● WORK REQUIRED
Hunt for the word "Предоставление" across the entries below, copying each line that holds it.

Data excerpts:
· · · · ·

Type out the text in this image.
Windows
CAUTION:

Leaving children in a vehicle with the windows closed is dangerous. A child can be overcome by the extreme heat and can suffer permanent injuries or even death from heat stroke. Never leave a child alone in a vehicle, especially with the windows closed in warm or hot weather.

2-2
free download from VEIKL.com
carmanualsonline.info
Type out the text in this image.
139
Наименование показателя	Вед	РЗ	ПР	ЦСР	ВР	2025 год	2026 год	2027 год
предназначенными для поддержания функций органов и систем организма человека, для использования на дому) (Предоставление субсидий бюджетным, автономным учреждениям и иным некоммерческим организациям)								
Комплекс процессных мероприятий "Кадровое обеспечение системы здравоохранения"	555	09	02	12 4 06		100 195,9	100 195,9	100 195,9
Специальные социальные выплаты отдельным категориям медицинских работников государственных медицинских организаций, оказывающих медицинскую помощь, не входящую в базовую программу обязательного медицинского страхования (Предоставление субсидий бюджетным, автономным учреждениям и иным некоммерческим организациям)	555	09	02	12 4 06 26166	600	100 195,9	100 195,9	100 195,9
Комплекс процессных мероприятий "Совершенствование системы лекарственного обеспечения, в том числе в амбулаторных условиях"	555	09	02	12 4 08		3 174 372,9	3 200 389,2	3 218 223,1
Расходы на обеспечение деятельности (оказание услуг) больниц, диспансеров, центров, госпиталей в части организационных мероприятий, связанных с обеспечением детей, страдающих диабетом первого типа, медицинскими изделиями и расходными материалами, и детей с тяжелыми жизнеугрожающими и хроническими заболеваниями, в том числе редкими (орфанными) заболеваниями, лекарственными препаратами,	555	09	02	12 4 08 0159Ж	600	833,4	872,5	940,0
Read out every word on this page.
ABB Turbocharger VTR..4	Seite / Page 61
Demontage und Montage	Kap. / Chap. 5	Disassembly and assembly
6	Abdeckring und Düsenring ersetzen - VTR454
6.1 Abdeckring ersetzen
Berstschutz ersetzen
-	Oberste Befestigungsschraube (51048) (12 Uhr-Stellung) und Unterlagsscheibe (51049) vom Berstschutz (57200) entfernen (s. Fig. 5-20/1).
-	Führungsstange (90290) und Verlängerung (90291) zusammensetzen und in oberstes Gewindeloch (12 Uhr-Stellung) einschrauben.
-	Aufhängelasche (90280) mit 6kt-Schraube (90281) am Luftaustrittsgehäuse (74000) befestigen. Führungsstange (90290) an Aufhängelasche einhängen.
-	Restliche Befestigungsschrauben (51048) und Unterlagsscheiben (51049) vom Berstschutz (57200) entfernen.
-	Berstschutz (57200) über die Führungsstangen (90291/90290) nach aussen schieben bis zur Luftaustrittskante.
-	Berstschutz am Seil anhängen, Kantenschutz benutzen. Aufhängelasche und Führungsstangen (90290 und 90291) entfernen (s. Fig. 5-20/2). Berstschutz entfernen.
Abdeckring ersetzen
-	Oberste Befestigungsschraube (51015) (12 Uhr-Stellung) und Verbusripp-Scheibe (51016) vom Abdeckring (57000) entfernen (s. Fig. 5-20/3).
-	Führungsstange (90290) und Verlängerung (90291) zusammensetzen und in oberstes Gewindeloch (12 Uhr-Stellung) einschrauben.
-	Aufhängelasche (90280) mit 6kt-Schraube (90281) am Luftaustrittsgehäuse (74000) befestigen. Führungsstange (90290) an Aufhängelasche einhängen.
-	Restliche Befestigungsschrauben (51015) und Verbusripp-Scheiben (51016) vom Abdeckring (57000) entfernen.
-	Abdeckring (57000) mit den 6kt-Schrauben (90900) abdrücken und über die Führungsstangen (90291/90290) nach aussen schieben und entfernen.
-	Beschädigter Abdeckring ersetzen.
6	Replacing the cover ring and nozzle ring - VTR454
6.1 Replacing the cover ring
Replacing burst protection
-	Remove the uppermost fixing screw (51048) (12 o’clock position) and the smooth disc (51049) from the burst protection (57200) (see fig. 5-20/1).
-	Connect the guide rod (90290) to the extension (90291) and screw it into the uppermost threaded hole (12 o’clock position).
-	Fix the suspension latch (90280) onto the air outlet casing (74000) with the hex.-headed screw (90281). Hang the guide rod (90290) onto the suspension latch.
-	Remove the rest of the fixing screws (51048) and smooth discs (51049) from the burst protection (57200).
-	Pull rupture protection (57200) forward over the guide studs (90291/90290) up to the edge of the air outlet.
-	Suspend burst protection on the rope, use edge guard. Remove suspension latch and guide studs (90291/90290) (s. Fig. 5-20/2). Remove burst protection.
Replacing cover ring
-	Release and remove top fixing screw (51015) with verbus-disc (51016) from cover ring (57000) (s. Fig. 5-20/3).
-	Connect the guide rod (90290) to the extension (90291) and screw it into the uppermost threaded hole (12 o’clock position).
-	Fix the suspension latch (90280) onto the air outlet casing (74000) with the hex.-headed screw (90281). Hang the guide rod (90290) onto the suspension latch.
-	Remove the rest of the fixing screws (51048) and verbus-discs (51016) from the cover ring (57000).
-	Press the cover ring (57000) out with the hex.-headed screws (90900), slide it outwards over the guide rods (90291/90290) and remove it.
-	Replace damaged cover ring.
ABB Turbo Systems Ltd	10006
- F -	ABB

· · · · ·

● EXERCISE RESPONSE
предназначенными для поддержания функций органов и систем организма человека, для использования на дому) (Предоставление субсидий бюджетным, автономным учреждениям и иным некоммерческим организациям)								
Специальные социальные выплаты отдельным категориям медицинских работников государственных медицинских организаций, оказывающих медицинскую помощь, не входящую в базовую программу обязательного медицинского страхования (Предоставление субсидий бюджетным, автономным учреждениям и иным некоммерческим организациям)	555	09	02	12 4 06 26166	600	100 195,9	100 195,9	100 195,9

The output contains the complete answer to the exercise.